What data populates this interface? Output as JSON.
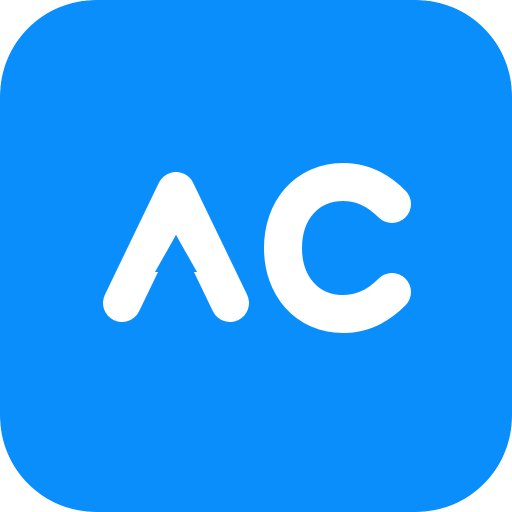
{
  "icon": {
    "name": "ac-icon",
    "letters": "AC",
    "colors": {
      "background": "#0A8EFB",
      "glyph": "#FFFFFF"
    }
  }
}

> [Exercise details]
Give back each entry exactly as it appears, with no pictures.

> [Written reply]
What data populates this interface? Output as JSON.
{
  "icon": {
    "name": "ac-icon",
    "letters": "AC",
    "colors": {
      "background": "#0A8EFB",
      "glyph": "#FFFFFF"
    }
  }
}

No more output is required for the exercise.